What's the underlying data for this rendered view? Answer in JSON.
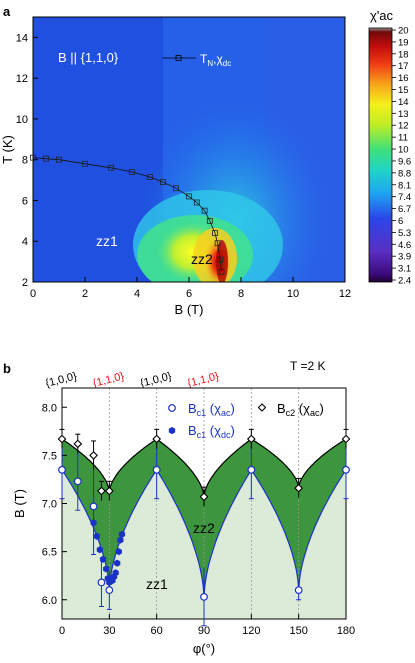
{
  "chart_data": [
    {
      "panel": "a",
      "type": "heatmap",
      "annotation": "B || {1,1,0}",
      "xlabel": "B (T)",
      "ylabel": "T (K)",
      "xlim": [
        0,
        12
      ],
      "ylim": [
        2,
        15
      ],
      "xticks": [
        0,
        2,
        4,
        6,
        8,
        10,
        12
      ],
      "yticks": [
        2,
        4,
        6,
        8,
        10,
        12,
        14
      ],
      "region_labels": [
        "zz1",
        "zz2"
      ],
      "colorbar": {
        "label": "χ'ac",
        "ticks": [
          2.4,
          3.1,
          3.9,
          4.6,
          5.3,
          6.0,
          6.7,
          7.4,
          8.1,
          8.8,
          9.6,
          10,
          11,
          12,
          13,
          14,
          15,
          16,
          17,
          18,
          19,
          20
        ]
      },
      "series": [
        {
          "name": "T_N,χ_dc",
          "x": [
            0,
            0.5,
            1,
            2,
            3,
            3.8,
            4.5,
            5,
            5.5,
            6,
            6.3,
            6.6,
            6.8,
            7,
            7.1,
            7.2,
            7.25
          ],
          "y": [
            8.1,
            8.05,
            8.0,
            7.8,
            7.6,
            7.4,
            7.15,
            6.9,
            6.6,
            6.2,
            5.9,
            5.5,
            5.0,
            4.4,
            3.9,
            3.1,
            2.5
          ]
        }
      ]
    },
    {
      "panel": "b",
      "type": "scatter",
      "annotation": "T =2 K",
      "xlabel": "φ(°)",
      "ylabel": "B (T)",
      "xlim": [
        0,
        180
      ],
      "ylim": [
        5.8,
        8.2
      ],
      "xticks": [
        0,
        30,
        60,
        90,
        120,
        150,
        180
      ],
      "yticks": [
        6.0,
        6.5,
        7.0,
        7.5,
        8.0
      ],
      "direction_labels": [
        {
          "x": 0,
          "text": "{1,0,0}",
          "color": "#000000"
        },
        {
          "x": 30,
          "text": "{1,1,0}",
          "color": "#e8141b"
        },
        {
          "x": 60,
          "text": "{1,0,0}",
          "color": "#000000"
        },
        {
          "x": 90,
          "text": "{1,1,0}",
          "color": "#e8141b"
        }
      ],
      "region_labels": [
        "zz1",
        "zz2"
      ],
      "series": [
        {
          "name": "Bc1 (χac)",
          "x": [
            0,
            10,
            20,
            25,
            30,
            60,
            90,
            120,
            150,
            180
          ],
          "y": [
            7.35,
            7.23,
            6.97,
            6.18,
            6.1,
            7.35,
            6.03,
            7.35,
            6.1,
            7.35
          ],
          "err": [
            0.3,
            0.3,
            0.5,
            0.25,
            0.2,
            0.3,
            0.3,
            0.3,
            0.1,
            0.3
          ]
        },
        {
          "name": "Bc1 (χdc)",
          "x": [
            20,
            22,
            24,
            26,
            28,
            29,
            30,
            31,
            32,
            33,
            34,
            35,
            36,
            37,
            38
          ],
          "y": [
            6.8,
            6.66,
            6.52,
            6.42,
            6.32,
            6.22,
            6.18,
            6.2,
            6.2,
            6.24,
            6.28,
            6.38,
            6.5,
            6.62,
            6.68
          ]
        },
        {
          "name": "Bc2 (χac)",
          "x": [
            0,
            10,
            20,
            25,
            30,
            60,
            90,
            120,
            150,
            180
          ],
          "y": [
            7.67,
            7.62,
            7.5,
            7.13,
            7.13,
            7.67,
            7.07,
            7.67,
            7.16,
            7.67
          ],
          "err": [
            0.1,
            0.1,
            0.15,
            0.1,
            0.1,
            0.1,
            0.1,
            0.1,
            0.1,
            0.1
          ]
        }
      ]
    }
  ],
  "panel_letters": [
    "a",
    "b"
  ]
}
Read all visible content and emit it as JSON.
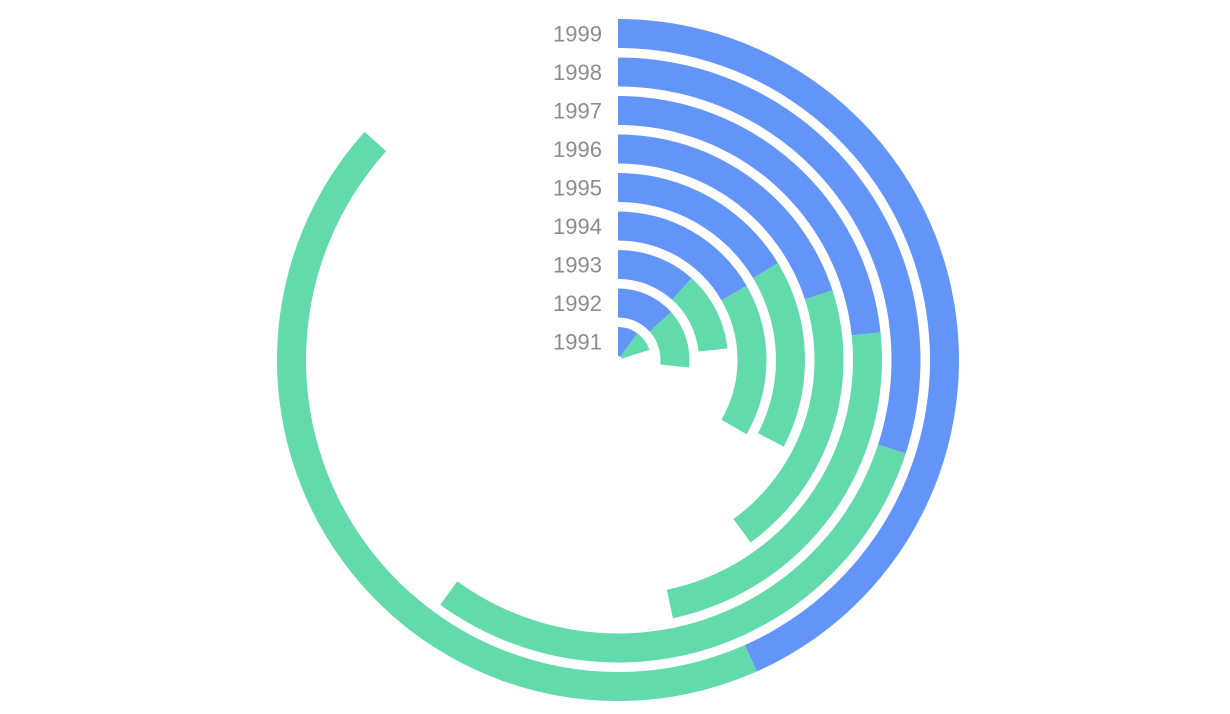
{
  "chart_data": {
    "type": "radial-stacked-bar",
    "categories": [
      "1991",
      "1992",
      "1993",
      "1994",
      "1995",
      "1996",
      "1997",
      "1998",
      "1999"
    ],
    "series": [
      {
        "color": "#6395f9",
        "values": [
          3,
          4,
          3.5,
          5,
          4.9,
          6,
          7,
          9,
          13
        ]
      },
      {
        "color": "#62daab",
        "values": [
          3,
          4,
          3.5,
          5,
          4.9,
          6,
          7,
          9,
          13
        ]
      }
    ],
    "scale_max": 30,
    "max_angle_deg": 360
  }
}
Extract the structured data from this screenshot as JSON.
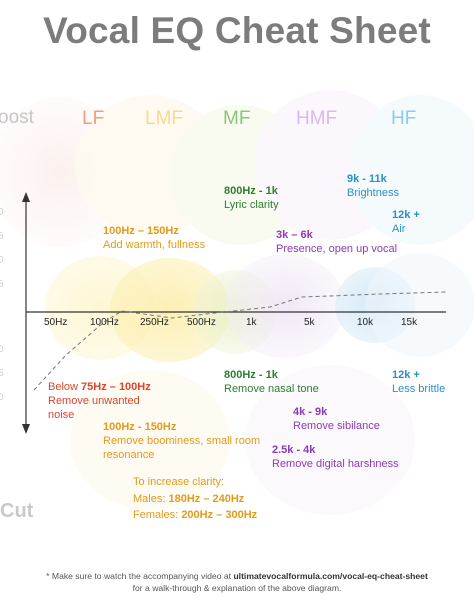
{
  "title": "Vocal EQ Cheat Sheet",
  "side_labels": {
    "boost": "oost",
    "cut": "Cut"
  },
  "bands": [
    {
      "label": "LF",
      "color": "#f39b84"
    },
    {
      "label": "LMF",
      "color": "#f5dc8a"
    },
    {
      "label": "MF",
      "color": "#8bc47c"
    },
    {
      "label": "HMF",
      "color": "#d9b8ee"
    },
    {
      "label": "HF",
      "color": "#8ccbea"
    }
  ],
  "y_axis_partial_labels": [
    "0",
    "5",
    "0",
    "5",
    "0",
    "5",
    "0"
  ],
  "x_ticks": [
    "50Hz",
    "100Hz",
    "250Hz",
    "500Hz",
    "1k",
    "5k",
    "10k",
    "15k"
  ],
  "boost_notes": {
    "mid_800_1k": {
      "range": "800Hz - 1k",
      "text": "Lyric clarity"
    },
    "hf_9k_11k": {
      "range": "9k - 11k",
      "text": "Brightness"
    },
    "hf_12k": {
      "range": "12k +",
      "text": "Air"
    },
    "lmf_100_150": {
      "range": "100Hz – 150Hz",
      "text": "Add warmth, fullness"
    },
    "hmf_3k_6k": {
      "range": "3k – 6k",
      "text": "Presence, open up vocal"
    }
  },
  "cut_notes": {
    "lf_below": {
      "prefix": "Below",
      "range": "75Hz – 100Hz",
      "line2": "Remove unwanted",
      "line3": "noise"
    },
    "mid_800_1k": {
      "range": "800Hz - 1k",
      "text": "Remove nasal tone"
    },
    "hf_12k": {
      "range": "12k +",
      "text": "Less brittle"
    },
    "hmf_4k_9k": {
      "range": "4k - 9k",
      "text": "Remove sibilance"
    },
    "lmf_100_150": {
      "range": "100Hz - 150Hz",
      "line2": "Remove boominess, small room",
      "line3": "resonance"
    },
    "hmf_2_5k_4k": {
      "range": "2.5k - 4k",
      "text": "Remove digital harshness"
    },
    "clarity": {
      "intro": "To increase clarity:",
      "males_label": "Males:",
      "males_range": "180Hz – 240Hz",
      "females_label": "Females:",
      "females_range": "200Hz – 300Hz"
    }
  },
  "footer": {
    "line1_prefix": "* Make sure to watch the accompanying video at",
    "url": "ultimatevocalformula.com/vocal-eq-cheat-sheet",
    "line2": "for a walk-through & explanation of the above diagram."
  }
}
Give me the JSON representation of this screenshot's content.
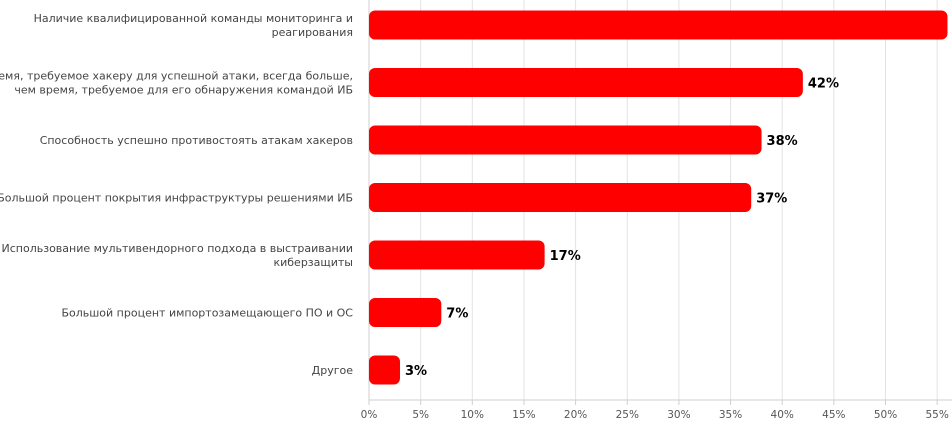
{
  "chart_data": {
    "type": "bar",
    "orientation": "horizontal",
    "categories": [
      [
        "Наличие квалифицированной команды мониторинга и",
        "реагирования"
      ],
      [
        "Время, требуемое хакеру для успешной атаки, всегда больше,",
        "чем время, требуемое для его обнаружения командой ИБ"
      ],
      [
        "Способность успешно противостоять атакам хакеров"
      ],
      [
        "Большой процент покрытия инфраструктуры решениями ИБ"
      ],
      [
        "Использование мультивендорного подхода в выстраивании",
        "киберзащиты"
      ],
      [
        "Большой процент импортозамещающего ПО и ОС"
      ],
      [
        "Другое"
      ]
    ],
    "values": [
      56,
      42,
      38,
      37,
      17,
      7,
      3
    ],
    "value_labels": [
      "",
      "42%",
      "38%",
      "37%",
      "17%",
      "7%",
      "3%"
    ],
    "x_ticks": [
      "0%",
      "5%",
      "10%",
      "15%",
      "20%",
      "25%",
      "30%",
      "35%",
      "40%",
      "45%",
      "50%",
      "55%"
    ],
    "xlim": [
      0,
      56
    ],
    "bar_color": "#ff0000",
    "grid": true,
    "legend": "none"
  }
}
________________________
_To be done_
Lines holding the word "требуемое" in the entries above are the ones to pull out. Copy them all.

_Worked answer_
        "Время, требуемое хакеру для успешной атаки, всегда больше,",
        "чем время, требуемое для его обнаружения командой ИБ"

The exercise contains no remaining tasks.